* _TASK OBJECTIVE_
Find each line with "January" and copy it.

[Extracts from a graphics dataset]
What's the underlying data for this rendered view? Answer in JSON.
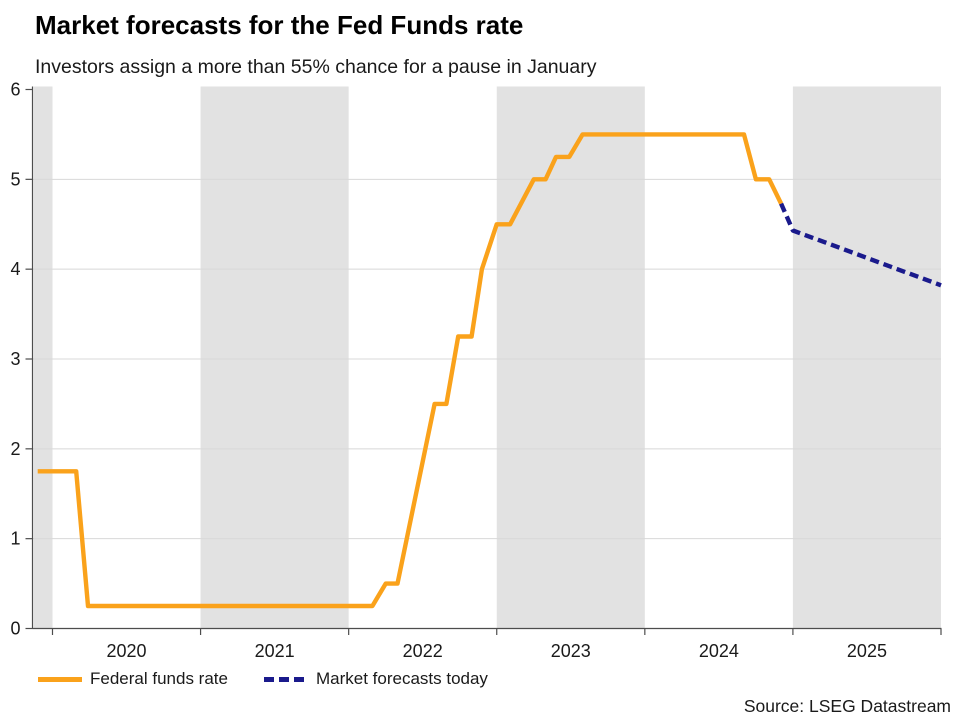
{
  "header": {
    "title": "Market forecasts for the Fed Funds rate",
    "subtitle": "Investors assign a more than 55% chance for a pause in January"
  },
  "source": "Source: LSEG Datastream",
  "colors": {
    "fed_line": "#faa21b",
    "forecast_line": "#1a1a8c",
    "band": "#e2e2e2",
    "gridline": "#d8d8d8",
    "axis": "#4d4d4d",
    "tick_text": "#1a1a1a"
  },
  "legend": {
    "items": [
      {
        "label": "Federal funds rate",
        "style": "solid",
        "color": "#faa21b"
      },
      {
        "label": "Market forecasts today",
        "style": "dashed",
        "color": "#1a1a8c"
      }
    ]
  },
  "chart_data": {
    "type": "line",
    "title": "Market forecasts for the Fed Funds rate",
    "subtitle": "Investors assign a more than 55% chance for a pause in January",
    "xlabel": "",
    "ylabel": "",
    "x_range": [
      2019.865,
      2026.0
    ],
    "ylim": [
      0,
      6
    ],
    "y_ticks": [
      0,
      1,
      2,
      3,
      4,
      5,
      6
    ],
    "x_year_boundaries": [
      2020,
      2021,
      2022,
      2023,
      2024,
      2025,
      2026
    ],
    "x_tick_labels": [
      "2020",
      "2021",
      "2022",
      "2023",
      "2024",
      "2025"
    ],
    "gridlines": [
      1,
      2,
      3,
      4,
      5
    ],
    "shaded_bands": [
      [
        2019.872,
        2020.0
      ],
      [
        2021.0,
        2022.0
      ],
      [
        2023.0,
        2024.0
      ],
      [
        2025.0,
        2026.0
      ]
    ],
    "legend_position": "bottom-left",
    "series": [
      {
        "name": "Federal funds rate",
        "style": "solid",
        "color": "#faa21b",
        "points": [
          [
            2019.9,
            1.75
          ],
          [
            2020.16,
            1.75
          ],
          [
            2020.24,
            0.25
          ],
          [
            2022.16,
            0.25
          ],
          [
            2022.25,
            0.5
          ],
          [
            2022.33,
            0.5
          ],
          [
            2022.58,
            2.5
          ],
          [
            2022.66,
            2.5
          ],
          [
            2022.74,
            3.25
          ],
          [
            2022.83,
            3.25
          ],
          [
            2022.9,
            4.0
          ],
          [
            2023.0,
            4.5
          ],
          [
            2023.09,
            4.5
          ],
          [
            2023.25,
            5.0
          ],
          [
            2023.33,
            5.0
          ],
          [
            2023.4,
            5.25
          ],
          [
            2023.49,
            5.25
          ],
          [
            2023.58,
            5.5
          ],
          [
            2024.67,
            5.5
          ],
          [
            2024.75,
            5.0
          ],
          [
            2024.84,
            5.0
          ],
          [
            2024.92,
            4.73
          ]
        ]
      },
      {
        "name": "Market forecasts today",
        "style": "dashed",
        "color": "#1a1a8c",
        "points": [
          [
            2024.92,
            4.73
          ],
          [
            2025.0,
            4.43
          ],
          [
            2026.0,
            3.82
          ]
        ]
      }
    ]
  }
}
--
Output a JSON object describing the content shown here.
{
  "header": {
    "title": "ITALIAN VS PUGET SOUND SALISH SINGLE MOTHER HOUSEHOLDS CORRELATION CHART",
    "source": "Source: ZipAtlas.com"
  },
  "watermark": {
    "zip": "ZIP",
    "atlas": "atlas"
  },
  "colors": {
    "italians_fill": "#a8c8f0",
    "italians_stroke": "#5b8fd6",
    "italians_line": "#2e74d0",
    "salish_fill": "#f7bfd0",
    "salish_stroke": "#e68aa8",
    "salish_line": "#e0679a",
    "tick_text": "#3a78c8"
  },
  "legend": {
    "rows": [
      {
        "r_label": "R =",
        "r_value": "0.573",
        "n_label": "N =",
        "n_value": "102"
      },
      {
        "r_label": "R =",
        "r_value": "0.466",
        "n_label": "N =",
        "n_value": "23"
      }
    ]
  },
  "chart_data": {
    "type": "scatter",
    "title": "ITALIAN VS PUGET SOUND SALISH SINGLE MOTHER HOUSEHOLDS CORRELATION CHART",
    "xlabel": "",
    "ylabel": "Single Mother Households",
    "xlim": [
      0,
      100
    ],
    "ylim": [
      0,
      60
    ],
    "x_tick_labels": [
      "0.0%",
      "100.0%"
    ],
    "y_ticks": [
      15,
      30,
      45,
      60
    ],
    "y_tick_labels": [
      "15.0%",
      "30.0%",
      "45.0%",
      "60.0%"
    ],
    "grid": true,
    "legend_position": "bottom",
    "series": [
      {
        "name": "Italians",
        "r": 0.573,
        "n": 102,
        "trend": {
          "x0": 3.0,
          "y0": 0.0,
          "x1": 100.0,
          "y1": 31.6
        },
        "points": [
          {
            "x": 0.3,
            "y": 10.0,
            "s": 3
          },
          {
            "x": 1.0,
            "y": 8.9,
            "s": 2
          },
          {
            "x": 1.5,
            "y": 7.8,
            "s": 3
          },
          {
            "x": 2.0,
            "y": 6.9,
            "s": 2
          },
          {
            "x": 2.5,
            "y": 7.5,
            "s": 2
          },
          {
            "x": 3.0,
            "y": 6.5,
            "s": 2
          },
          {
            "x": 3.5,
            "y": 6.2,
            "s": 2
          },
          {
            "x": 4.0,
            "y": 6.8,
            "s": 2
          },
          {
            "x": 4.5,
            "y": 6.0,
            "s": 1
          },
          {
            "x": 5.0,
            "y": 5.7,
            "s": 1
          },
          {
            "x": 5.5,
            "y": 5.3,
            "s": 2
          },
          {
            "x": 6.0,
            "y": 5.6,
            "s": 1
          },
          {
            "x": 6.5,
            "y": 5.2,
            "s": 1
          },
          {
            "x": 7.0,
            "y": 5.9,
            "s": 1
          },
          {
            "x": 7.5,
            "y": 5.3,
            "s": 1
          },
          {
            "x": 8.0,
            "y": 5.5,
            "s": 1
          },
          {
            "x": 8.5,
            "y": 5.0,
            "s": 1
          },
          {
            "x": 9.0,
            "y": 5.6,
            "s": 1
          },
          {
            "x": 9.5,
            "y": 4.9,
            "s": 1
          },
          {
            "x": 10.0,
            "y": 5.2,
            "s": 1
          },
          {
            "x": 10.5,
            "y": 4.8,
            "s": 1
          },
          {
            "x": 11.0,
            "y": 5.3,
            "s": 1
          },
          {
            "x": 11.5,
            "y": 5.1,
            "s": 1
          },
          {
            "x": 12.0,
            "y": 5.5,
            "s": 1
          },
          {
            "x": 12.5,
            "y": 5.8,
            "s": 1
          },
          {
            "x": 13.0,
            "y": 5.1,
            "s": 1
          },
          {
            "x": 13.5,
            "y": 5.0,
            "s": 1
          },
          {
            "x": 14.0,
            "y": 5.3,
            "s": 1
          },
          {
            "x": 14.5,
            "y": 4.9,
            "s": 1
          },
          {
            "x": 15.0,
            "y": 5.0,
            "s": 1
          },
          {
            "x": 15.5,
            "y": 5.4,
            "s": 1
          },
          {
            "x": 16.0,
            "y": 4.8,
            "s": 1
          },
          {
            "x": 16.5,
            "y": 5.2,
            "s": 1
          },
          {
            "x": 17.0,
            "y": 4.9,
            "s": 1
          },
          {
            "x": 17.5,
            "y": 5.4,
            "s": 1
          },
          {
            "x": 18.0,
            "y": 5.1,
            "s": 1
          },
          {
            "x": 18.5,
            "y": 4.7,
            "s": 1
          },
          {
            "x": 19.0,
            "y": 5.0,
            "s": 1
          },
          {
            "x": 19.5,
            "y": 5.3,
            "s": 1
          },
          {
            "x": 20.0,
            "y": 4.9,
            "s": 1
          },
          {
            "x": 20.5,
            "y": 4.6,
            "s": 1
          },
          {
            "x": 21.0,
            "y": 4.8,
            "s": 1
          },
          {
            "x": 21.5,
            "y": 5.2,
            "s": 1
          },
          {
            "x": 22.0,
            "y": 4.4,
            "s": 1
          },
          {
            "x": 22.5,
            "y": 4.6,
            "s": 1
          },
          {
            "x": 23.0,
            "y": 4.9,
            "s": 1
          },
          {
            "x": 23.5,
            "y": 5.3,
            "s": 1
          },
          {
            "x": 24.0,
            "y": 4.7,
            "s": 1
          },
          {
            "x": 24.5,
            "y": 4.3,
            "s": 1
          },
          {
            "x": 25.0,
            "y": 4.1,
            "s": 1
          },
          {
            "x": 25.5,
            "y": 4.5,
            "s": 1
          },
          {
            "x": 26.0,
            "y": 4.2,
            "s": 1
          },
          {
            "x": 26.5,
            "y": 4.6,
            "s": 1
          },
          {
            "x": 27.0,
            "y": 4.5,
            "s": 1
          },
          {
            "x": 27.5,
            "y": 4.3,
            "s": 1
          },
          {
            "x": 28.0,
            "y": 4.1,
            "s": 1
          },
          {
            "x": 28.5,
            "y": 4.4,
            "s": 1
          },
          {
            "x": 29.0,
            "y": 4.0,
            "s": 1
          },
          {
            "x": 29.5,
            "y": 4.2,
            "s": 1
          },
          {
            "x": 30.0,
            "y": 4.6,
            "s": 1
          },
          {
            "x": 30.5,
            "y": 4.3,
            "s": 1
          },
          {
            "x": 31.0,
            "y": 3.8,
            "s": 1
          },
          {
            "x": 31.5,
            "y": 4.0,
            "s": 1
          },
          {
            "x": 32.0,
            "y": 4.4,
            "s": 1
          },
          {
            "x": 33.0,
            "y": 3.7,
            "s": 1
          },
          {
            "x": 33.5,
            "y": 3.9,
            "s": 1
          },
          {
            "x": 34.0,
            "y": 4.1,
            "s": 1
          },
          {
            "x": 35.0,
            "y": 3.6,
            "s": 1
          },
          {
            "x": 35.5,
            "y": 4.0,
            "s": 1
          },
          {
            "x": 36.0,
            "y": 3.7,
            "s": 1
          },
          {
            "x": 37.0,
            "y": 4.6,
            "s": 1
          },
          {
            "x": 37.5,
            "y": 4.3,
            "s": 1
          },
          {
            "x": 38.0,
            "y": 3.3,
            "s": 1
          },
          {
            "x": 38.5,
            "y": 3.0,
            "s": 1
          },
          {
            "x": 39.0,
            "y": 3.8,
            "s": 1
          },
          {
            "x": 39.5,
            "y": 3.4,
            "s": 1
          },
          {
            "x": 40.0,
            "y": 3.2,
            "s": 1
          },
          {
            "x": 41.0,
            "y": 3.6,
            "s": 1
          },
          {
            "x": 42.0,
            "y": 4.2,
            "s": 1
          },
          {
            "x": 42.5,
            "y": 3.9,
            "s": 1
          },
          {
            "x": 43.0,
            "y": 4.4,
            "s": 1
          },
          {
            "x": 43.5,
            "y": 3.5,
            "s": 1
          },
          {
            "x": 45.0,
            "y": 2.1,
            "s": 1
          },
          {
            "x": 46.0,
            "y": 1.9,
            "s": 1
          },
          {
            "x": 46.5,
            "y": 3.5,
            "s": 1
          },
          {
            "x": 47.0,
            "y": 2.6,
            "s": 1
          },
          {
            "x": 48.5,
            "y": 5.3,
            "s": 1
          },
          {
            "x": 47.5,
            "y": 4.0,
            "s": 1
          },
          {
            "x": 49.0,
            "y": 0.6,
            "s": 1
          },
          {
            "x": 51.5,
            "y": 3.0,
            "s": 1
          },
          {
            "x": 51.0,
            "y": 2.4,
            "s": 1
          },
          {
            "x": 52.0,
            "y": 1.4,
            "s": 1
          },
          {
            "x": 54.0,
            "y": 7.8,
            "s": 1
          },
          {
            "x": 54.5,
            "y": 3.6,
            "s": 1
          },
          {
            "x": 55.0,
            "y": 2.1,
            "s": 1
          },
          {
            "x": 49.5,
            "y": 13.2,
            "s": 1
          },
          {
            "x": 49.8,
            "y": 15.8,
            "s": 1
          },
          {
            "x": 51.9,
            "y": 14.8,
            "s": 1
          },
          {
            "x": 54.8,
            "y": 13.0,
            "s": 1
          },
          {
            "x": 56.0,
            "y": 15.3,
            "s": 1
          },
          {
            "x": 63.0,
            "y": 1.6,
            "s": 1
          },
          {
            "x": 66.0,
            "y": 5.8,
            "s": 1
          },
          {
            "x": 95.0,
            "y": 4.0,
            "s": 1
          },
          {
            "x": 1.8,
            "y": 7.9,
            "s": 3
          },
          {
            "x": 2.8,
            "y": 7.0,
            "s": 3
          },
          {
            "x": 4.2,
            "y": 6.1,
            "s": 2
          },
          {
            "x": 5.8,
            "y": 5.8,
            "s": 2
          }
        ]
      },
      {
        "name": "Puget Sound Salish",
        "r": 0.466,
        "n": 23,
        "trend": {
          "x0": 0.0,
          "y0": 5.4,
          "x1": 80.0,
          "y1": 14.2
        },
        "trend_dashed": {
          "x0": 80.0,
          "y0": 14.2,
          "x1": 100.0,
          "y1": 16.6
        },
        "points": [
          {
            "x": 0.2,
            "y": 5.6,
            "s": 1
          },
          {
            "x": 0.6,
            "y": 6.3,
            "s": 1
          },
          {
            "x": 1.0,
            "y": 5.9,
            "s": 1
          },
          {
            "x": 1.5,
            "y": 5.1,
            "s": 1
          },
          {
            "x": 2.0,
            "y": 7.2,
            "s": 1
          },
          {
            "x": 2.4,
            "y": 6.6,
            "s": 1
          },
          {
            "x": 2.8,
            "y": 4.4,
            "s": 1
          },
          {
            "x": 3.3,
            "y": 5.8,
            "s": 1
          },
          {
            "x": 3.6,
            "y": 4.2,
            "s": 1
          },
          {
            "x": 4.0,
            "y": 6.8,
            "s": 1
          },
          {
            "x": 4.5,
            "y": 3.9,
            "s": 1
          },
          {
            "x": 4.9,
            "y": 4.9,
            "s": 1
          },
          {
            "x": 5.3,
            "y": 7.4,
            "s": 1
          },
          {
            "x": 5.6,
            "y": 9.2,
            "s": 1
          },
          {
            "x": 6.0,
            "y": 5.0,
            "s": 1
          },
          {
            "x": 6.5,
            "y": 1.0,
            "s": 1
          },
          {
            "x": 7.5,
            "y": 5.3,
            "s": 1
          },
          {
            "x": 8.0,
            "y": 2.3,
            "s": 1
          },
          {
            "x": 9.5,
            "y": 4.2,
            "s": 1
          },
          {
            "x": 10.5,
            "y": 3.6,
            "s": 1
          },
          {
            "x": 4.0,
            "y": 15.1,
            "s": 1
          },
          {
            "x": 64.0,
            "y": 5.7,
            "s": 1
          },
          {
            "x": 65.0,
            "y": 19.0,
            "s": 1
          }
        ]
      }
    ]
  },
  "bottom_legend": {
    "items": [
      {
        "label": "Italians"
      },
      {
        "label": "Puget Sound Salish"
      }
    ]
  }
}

* _THE RESULT_
    "subtitle": "Investors assign a more than 55% chance for a pause in January"
    "subtitle": "Investors assign a more than 55% chance for a pause in January",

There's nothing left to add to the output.